__Prompt__:
Copy out each line of the data holding "keskiennuste".

__Extracted material__:
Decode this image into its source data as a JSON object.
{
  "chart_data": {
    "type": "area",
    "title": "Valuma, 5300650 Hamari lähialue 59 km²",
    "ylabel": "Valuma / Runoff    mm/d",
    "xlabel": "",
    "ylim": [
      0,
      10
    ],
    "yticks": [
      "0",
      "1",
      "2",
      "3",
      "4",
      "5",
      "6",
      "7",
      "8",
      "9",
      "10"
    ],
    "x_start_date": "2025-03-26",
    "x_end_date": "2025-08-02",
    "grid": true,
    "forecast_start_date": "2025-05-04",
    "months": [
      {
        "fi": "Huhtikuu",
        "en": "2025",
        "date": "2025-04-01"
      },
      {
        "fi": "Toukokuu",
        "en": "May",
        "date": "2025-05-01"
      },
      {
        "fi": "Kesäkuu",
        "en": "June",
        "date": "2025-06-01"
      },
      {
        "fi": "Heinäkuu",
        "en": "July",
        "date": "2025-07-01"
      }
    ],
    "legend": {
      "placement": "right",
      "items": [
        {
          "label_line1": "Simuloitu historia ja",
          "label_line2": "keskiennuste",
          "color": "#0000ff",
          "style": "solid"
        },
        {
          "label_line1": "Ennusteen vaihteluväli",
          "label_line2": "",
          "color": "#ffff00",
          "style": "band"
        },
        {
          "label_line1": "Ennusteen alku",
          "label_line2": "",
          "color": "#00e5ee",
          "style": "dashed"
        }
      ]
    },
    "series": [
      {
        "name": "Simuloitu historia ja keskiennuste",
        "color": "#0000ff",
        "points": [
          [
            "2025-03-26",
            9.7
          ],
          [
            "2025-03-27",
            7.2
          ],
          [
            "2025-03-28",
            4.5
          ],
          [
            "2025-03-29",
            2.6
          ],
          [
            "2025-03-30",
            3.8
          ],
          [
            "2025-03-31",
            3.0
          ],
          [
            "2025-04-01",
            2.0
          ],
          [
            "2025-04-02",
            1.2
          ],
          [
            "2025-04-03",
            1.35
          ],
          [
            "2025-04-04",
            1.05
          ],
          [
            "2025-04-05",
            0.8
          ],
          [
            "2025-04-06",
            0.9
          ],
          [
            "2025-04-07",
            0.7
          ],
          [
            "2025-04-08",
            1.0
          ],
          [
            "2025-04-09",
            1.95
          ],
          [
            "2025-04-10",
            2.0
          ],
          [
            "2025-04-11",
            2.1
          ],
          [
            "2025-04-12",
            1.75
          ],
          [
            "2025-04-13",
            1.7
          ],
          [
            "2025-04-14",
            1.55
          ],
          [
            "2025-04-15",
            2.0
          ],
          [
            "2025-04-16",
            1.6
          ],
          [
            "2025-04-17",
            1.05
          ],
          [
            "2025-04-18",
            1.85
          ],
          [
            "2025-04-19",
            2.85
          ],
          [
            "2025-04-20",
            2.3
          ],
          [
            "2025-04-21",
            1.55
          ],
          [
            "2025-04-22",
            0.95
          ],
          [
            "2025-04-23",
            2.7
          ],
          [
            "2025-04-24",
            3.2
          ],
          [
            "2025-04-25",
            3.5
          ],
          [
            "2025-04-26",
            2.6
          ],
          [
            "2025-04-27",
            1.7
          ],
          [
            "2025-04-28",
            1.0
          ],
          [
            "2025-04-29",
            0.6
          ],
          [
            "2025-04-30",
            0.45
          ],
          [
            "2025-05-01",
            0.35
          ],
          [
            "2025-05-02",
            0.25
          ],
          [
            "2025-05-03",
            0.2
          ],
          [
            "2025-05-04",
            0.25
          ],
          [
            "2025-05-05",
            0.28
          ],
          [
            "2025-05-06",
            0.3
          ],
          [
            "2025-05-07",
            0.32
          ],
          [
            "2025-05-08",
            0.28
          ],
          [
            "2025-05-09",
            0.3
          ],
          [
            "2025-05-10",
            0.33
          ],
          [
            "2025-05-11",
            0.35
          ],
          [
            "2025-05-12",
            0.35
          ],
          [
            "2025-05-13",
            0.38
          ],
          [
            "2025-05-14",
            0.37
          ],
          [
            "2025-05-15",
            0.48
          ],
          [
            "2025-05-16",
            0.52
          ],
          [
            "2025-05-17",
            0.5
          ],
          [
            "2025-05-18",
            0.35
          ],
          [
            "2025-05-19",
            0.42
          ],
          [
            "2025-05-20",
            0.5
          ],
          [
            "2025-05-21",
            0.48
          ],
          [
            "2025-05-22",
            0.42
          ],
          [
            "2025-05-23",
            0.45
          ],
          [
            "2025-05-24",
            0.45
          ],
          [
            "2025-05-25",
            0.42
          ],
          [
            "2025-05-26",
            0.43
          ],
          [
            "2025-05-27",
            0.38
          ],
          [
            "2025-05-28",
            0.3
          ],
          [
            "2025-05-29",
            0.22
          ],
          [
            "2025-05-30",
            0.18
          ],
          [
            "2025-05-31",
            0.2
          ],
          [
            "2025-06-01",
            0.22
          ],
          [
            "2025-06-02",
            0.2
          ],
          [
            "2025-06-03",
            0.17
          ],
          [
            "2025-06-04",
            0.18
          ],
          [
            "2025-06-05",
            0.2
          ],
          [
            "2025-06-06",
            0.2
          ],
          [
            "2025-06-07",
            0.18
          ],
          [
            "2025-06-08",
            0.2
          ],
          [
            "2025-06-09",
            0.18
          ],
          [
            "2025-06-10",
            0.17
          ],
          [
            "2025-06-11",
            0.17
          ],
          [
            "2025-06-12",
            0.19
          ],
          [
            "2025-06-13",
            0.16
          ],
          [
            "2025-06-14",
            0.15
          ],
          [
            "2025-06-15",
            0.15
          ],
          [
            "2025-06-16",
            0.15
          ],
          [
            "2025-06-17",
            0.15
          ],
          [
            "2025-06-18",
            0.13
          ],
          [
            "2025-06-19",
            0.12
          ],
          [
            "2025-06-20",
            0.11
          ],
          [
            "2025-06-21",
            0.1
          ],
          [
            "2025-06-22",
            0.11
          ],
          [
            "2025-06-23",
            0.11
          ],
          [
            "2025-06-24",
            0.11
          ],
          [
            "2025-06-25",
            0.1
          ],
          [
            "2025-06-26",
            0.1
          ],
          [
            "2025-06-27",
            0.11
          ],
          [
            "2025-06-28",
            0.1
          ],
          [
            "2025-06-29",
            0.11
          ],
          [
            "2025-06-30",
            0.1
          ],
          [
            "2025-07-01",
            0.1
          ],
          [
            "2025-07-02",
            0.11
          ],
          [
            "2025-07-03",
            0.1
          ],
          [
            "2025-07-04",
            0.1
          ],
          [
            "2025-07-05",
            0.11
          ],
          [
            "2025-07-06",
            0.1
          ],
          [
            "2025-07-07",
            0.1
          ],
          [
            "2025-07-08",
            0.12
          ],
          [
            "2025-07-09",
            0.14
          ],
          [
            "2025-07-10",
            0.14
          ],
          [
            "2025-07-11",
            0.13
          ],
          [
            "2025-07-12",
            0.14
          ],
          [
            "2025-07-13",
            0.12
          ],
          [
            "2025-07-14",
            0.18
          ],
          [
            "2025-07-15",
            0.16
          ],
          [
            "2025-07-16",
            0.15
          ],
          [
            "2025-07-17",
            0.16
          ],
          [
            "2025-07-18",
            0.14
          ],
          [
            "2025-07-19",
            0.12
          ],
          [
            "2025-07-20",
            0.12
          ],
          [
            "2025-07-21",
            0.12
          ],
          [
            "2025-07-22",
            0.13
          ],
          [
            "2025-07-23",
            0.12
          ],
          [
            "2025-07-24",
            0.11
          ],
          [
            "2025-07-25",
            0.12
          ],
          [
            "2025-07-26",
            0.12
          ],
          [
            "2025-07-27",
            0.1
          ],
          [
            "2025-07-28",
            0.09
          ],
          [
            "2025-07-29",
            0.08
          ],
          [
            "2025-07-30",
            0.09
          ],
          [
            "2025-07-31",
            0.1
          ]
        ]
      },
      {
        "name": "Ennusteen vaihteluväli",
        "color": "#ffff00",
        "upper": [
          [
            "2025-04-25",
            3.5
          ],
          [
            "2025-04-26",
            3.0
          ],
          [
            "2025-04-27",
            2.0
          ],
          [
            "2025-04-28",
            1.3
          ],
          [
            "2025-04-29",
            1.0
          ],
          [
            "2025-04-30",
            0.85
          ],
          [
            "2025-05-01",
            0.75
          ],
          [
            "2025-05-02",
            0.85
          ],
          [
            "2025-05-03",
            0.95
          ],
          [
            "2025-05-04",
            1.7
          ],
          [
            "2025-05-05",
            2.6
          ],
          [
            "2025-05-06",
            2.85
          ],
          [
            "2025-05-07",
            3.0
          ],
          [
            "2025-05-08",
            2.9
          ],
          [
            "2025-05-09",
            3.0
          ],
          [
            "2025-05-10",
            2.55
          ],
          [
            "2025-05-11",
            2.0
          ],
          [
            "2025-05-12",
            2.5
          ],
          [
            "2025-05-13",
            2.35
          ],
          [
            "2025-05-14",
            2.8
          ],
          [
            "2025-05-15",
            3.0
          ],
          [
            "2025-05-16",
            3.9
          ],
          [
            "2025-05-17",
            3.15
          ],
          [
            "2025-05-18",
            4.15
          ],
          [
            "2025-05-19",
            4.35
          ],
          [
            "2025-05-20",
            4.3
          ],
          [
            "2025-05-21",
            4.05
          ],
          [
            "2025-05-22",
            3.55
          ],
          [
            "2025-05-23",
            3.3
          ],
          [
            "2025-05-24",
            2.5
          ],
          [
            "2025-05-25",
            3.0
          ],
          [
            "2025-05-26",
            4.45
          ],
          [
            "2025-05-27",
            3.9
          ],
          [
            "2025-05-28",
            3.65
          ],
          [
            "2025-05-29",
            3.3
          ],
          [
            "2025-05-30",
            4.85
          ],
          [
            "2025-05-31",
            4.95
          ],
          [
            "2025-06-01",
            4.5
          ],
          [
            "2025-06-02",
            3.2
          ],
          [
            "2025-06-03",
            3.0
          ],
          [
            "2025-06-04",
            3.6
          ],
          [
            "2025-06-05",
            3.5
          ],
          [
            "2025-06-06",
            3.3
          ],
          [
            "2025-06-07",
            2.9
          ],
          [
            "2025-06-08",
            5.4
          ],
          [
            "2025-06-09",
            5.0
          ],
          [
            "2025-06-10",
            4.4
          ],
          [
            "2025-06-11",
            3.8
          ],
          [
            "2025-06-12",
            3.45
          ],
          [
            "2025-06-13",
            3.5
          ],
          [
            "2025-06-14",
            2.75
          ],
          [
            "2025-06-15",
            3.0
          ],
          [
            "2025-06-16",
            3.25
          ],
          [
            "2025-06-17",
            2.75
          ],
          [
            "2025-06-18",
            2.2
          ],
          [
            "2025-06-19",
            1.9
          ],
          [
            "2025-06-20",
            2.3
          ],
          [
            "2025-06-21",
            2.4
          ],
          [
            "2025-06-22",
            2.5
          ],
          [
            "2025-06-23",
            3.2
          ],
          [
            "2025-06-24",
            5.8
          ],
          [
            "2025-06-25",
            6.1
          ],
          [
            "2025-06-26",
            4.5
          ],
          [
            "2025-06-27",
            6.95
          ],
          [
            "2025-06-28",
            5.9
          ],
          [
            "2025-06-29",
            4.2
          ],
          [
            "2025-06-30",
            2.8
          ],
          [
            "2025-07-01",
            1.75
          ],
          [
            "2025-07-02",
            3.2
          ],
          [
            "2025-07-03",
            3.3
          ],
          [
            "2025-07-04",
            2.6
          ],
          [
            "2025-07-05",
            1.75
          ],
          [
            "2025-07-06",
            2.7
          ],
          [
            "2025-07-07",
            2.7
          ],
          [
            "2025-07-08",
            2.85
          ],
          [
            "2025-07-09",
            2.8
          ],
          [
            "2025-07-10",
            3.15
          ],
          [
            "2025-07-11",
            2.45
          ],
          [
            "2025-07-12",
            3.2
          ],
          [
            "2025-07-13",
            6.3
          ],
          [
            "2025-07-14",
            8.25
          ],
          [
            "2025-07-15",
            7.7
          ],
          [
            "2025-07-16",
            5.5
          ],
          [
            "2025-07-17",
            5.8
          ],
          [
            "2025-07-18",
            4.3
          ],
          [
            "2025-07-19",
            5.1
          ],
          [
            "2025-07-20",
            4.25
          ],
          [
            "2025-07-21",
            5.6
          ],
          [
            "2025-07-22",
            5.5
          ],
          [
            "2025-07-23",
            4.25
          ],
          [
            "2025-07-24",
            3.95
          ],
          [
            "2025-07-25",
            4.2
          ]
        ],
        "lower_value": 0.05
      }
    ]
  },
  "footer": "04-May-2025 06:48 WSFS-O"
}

__Result of the exercise__:
          "label_line2": "keskiennuste",
        "name": "Simuloitu historia ja keskiennuste",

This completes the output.